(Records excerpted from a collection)
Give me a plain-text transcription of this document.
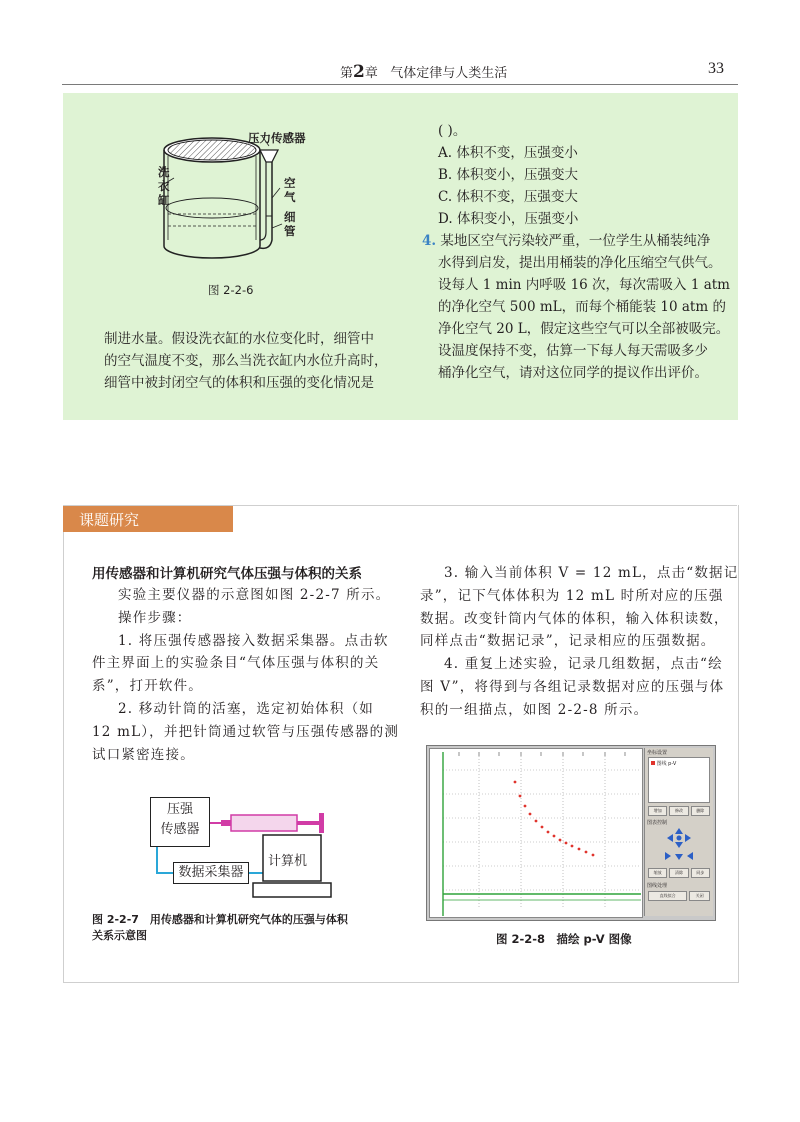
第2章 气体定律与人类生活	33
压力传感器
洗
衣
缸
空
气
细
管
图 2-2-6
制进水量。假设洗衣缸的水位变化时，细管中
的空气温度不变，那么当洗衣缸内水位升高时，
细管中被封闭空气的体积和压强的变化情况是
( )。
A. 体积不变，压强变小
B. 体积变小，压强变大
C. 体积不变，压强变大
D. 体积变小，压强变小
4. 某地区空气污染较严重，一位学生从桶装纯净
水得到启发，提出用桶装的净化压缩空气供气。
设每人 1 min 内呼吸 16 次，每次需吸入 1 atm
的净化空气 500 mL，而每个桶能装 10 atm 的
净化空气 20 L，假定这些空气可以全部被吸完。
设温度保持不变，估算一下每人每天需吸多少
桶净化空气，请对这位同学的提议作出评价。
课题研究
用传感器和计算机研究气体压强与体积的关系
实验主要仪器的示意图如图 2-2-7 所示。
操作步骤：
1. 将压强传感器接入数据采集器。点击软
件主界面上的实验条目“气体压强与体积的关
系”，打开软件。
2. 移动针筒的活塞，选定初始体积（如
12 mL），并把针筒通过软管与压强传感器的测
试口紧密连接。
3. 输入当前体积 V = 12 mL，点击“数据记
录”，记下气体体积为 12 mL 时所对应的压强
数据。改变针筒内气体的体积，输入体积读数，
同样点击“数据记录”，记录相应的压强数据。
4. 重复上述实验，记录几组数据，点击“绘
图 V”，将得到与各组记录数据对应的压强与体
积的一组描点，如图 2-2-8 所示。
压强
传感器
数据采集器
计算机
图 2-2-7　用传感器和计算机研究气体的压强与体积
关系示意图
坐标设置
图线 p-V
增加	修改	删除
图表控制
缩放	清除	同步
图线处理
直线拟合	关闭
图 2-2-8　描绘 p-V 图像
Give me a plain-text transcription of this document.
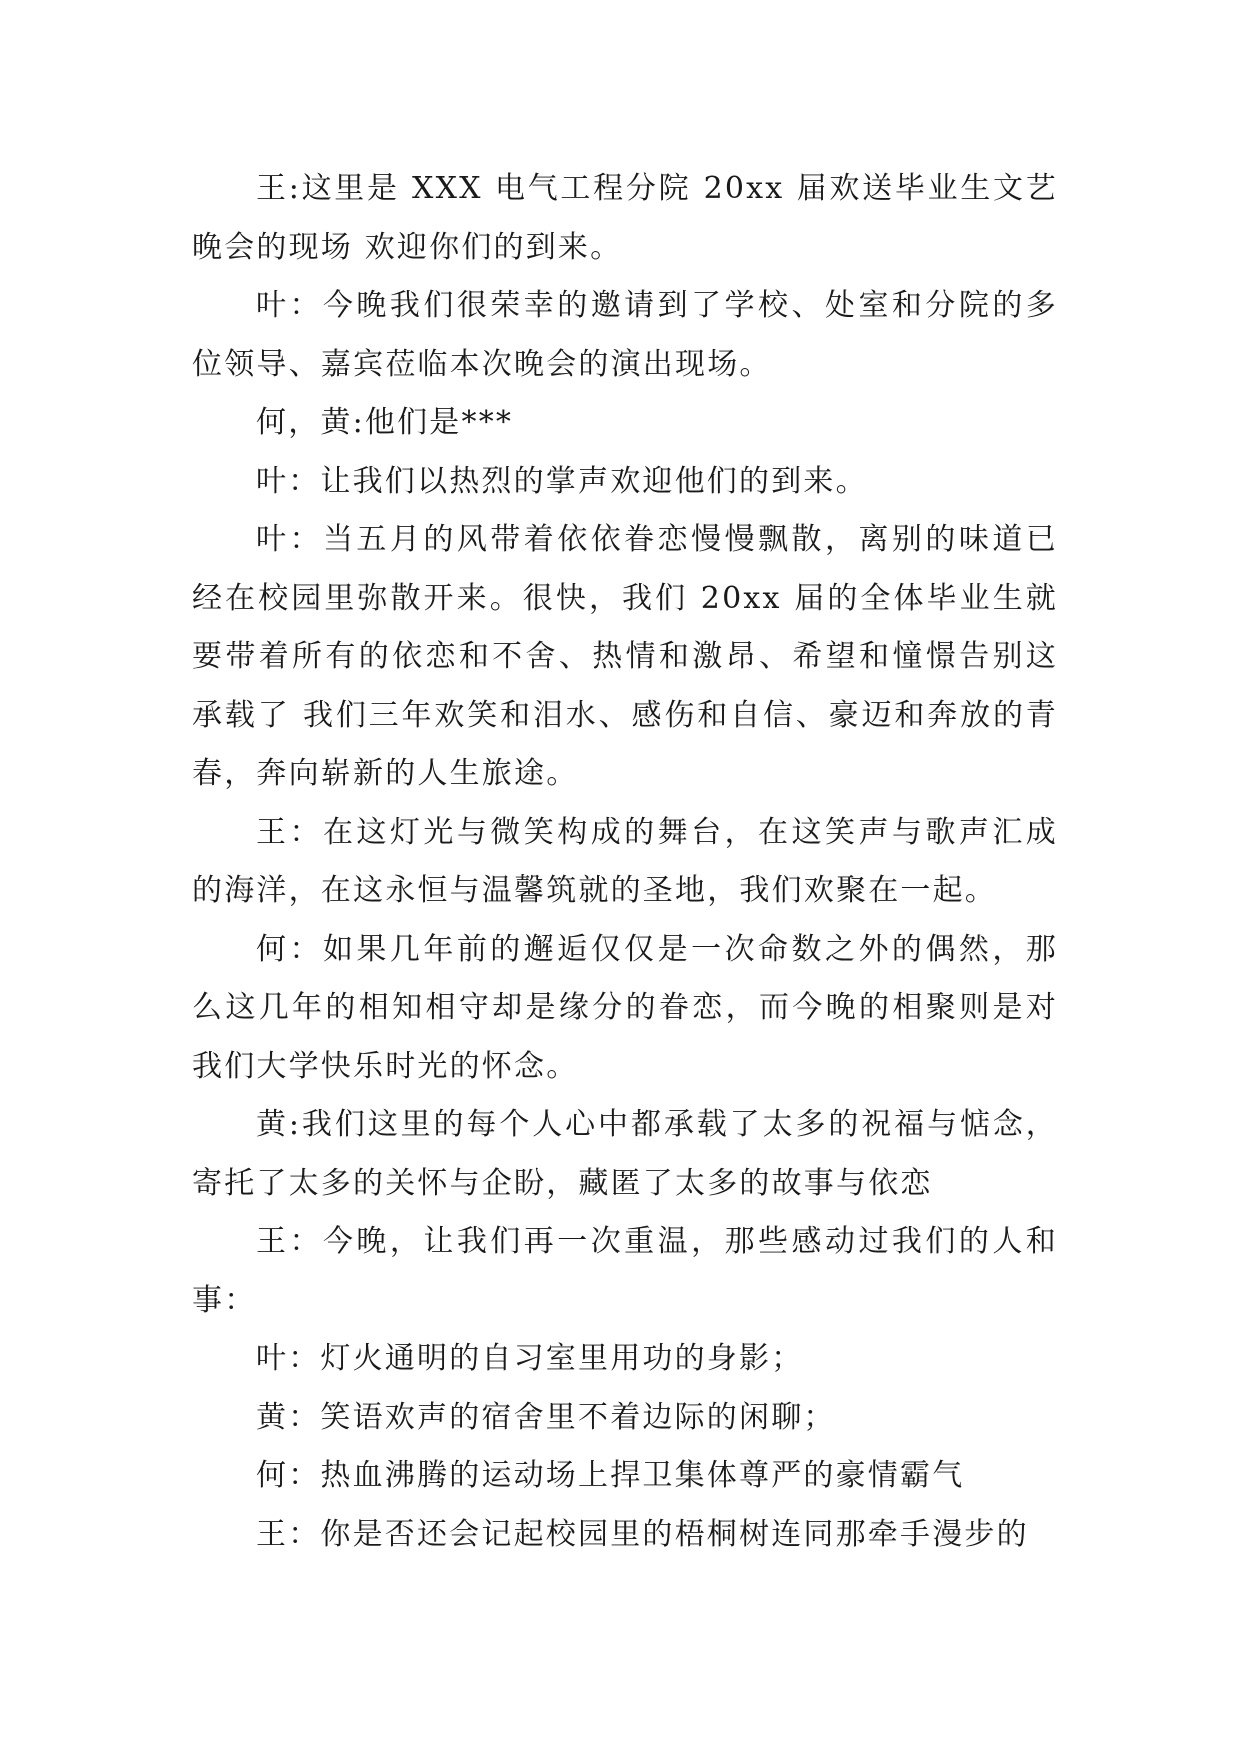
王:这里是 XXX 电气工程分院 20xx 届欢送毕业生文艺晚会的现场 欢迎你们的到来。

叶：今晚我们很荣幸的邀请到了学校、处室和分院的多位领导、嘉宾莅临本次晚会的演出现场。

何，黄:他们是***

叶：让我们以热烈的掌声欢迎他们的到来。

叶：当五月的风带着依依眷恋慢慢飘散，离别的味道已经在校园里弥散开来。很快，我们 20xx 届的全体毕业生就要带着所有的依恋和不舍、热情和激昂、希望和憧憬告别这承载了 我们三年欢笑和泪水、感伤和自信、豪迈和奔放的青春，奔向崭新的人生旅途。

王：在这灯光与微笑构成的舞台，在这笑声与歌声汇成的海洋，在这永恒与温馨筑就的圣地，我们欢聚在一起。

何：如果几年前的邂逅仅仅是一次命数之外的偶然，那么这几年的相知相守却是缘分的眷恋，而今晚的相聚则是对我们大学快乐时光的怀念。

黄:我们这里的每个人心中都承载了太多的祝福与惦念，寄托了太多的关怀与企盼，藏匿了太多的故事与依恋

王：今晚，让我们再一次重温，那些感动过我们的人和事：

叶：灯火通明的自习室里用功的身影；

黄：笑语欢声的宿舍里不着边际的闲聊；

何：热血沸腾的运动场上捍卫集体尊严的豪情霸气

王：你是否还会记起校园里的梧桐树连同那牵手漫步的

## Set task
Skip the pictures and transcribe the rest of the records exactly.

## Exercise output
Give me a plain-text transcription of this document.
第2章 气体定律与人类生活	33
压力传感器
洗
衣
缸
空
气
细
管
图 2-2-6
制进水量。假设洗衣缸的水位变化时，细管中
的空气温度不变，那么当洗衣缸内水位升高时，
细管中被封闭空气的体积和压强的变化情况是
( )。
A. 体积不变，压强变小
B. 体积变小，压强变大
C. 体积不变，压强变大
D. 体积变小，压强变小
4. 某地区空气污染较严重，一位学生从桶装纯净
水得到启发，提出用桶装的净化压缩空气供气。
设每人 1 min 内呼吸 16 次，每次需吸入 1 atm
的净化空气 500 mL，而每个桶能装 10 atm 的
净化空气 20 L，假定这些空气可以全部被吸完。
设温度保持不变，估算一下每人每天需吸多少
桶净化空气，请对这位同学的提议作出评价。
课题研究
用传感器和计算机研究气体压强与体积的关系
实验主要仪器的示意图如图 2-2-7 所示。
操作步骤：
1. 将压强传感器接入数据采集器。点击软
件主界面上的实验条目“气体压强与体积的关
系”，打开软件。
2. 移动针筒的活塞，选定初始体积（如
12 mL），并把针筒通过软管与压强传感器的测
试口紧密连接。
3. 输入当前体积 V = 12 mL，点击“数据记
录”，记下气体体积为 12 mL 时所对应的压强
数据。改变针筒内气体的体积，输入体积读数，
同样点击“数据记录”，记录相应的压强数据。
4. 重复上述实验，记录几组数据，点击“绘
图 V”，将得到与各组记录数据对应的压强与体
积的一组描点，如图 2-2-8 所示。
压强
传感器
数据采集器
计算机
图 2-2-7　用传感器和计算机研究气体的压强与体积
关系示意图
坐标设置
图线 p-V
增加	修改	删除
图表控制
缩放	清除	同步
图线处理
直线拟合	关闭
图 2-2-8　描绘 p-V 图像
Give me a plain-text transcription of this document.
王:这里是 XXX 电气工程分院 20xx 届欢送毕业生文艺晚会的现场 欢迎你们的到来。

叶：今晚我们很荣幸的邀请到了学校、处室和分院的多位领导、嘉宾莅临本次晚会的演出现场。

何，黄:他们是***

叶：让我们以热烈的掌声欢迎他们的到来。

叶：当五月的风带着依依眷恋慢慢飘散，离别的味道已经在校园里弥散开来。很快，我们 20xx 届的全体毕业生就要带着所有的依恋和不舍、热情和激昂、希望和憧憬告别这承载了 我们三年欢笑和泪水、感伤和自信、豪迈和奔放的青春，奔向崭新的人生旅途。

王：在这灯光与微笑构成的舞台，在这笑声与歌声汇成的海洋，在这永恒与温馨筑就的圣地，我们欢聚在一起。

何：如果几年前的邂逅仅仅是一次命数之外的偶然，那么这几年的相知相守却是缘分的眷恋，而今晚的相聚则是对我们大学快乐时光的怀念。

黄:我们这里的每个人心中都承载了太多的祝福与惦念，寄托了太多的关怀与企盼，藏匿了太多的故事与依恋

王：今晚，让我们再一次重温，那些感动过我们的人和事：

叶：灯火通明的自习室里用功的身影；

黄：笑语欢声的宿舍里不着边际的闲聊；

何：热血沸腾的运动场上捍卫集体尊严的豪情霸气

王：你是否还会记起校园里的梧桐树连同那牵手漫步的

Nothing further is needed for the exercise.